• **Exercise description**
In the material below, the lines containing the word "добової" are required; copy each of them.

• **Data records**

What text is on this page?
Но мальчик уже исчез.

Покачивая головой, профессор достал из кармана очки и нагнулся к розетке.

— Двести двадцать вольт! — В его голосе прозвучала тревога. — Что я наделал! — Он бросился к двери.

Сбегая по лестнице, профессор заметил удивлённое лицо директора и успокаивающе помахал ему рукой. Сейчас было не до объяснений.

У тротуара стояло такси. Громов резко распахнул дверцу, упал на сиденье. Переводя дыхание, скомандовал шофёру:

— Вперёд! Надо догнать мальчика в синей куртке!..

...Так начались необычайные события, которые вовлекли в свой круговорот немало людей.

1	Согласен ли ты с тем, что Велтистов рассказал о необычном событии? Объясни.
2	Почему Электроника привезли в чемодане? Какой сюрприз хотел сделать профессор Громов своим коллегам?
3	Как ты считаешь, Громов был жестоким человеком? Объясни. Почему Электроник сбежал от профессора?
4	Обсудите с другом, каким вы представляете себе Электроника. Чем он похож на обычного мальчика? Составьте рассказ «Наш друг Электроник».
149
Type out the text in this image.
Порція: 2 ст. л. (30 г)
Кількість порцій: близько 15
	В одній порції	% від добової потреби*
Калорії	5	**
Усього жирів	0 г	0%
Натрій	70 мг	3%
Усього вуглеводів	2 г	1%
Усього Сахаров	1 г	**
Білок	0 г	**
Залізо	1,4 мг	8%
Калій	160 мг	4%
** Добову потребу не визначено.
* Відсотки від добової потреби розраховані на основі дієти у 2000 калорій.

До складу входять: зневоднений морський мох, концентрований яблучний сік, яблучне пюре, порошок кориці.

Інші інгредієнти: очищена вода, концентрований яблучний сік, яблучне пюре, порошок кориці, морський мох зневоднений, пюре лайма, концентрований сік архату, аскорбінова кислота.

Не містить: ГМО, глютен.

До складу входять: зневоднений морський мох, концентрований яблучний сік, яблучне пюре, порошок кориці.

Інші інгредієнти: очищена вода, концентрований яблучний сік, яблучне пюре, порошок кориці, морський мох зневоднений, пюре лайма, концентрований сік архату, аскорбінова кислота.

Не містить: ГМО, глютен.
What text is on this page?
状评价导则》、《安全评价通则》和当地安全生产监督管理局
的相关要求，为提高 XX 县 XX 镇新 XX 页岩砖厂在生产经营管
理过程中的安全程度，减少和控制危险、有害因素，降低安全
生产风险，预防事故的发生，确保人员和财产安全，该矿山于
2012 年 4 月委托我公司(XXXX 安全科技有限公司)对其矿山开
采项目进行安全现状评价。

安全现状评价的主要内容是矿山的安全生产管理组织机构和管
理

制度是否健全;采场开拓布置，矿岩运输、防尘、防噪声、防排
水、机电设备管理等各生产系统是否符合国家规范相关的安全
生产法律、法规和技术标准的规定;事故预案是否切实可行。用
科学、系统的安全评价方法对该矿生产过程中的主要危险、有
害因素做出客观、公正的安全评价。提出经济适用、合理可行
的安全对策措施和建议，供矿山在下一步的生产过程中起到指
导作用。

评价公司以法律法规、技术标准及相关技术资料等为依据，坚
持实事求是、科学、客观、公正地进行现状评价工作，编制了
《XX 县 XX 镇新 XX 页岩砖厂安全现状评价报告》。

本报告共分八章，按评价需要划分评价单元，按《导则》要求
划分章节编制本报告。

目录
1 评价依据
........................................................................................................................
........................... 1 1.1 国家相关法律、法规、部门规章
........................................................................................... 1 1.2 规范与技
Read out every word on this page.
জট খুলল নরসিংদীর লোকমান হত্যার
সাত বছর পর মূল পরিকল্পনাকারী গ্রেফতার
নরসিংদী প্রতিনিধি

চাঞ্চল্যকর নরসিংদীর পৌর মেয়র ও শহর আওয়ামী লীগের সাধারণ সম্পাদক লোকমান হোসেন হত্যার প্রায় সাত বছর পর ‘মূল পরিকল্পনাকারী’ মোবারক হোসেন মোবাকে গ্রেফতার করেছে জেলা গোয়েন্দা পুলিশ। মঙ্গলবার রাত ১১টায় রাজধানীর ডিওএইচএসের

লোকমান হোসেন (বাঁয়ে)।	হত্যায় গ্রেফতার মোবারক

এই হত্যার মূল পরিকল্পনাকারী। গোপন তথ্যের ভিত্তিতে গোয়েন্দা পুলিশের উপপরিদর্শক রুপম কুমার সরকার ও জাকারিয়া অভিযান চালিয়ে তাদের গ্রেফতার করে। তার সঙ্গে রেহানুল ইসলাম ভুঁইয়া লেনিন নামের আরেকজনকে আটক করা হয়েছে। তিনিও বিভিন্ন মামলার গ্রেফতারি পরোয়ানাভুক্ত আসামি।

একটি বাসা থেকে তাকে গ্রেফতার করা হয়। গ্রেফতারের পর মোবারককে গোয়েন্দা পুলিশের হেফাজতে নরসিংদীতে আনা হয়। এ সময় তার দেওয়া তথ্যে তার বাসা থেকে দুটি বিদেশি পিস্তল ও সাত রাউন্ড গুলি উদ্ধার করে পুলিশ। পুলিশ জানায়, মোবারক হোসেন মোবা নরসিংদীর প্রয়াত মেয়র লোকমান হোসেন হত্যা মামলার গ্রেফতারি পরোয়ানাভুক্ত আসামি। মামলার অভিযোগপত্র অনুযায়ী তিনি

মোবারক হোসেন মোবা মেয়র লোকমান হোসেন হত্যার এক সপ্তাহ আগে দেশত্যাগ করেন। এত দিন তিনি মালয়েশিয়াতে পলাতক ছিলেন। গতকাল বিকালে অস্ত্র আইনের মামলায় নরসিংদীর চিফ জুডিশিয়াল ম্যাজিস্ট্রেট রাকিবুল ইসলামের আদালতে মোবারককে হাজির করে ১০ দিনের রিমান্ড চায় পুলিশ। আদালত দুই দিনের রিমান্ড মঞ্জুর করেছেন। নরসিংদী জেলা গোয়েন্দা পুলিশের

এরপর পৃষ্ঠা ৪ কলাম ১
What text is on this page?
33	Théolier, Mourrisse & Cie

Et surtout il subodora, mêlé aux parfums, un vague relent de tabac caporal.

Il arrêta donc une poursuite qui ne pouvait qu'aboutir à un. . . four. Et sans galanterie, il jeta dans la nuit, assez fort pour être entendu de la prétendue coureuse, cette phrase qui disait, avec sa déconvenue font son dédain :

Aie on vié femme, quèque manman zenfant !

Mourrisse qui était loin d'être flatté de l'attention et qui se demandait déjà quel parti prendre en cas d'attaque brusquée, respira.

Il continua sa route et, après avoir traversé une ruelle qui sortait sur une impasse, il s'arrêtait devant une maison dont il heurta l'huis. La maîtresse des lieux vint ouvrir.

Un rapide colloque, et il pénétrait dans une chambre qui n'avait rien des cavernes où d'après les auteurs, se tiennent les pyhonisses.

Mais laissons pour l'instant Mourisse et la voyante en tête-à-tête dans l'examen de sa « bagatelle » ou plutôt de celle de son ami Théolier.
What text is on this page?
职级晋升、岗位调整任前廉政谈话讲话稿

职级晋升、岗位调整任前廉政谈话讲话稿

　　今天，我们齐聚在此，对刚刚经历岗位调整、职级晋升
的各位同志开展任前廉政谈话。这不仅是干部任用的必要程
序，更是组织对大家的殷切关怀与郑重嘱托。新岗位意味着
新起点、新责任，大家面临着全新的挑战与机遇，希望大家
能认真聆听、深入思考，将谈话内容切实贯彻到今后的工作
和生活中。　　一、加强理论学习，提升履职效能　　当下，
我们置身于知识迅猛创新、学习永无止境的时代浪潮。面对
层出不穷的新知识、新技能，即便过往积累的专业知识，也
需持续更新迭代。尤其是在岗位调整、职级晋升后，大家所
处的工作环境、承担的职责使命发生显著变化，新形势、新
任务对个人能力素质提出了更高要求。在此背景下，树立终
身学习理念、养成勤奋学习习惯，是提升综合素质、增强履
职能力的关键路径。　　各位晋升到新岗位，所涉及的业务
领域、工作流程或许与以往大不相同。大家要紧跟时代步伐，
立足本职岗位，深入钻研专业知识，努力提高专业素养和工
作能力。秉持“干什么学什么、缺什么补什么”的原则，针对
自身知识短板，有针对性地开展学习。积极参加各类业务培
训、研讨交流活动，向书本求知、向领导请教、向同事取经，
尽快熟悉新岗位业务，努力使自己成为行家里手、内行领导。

• **Correct result**
	В одній порції	% від добової потреби*
* Відсотки від добової потреби розраховані на основі дієти у 2000 калорій.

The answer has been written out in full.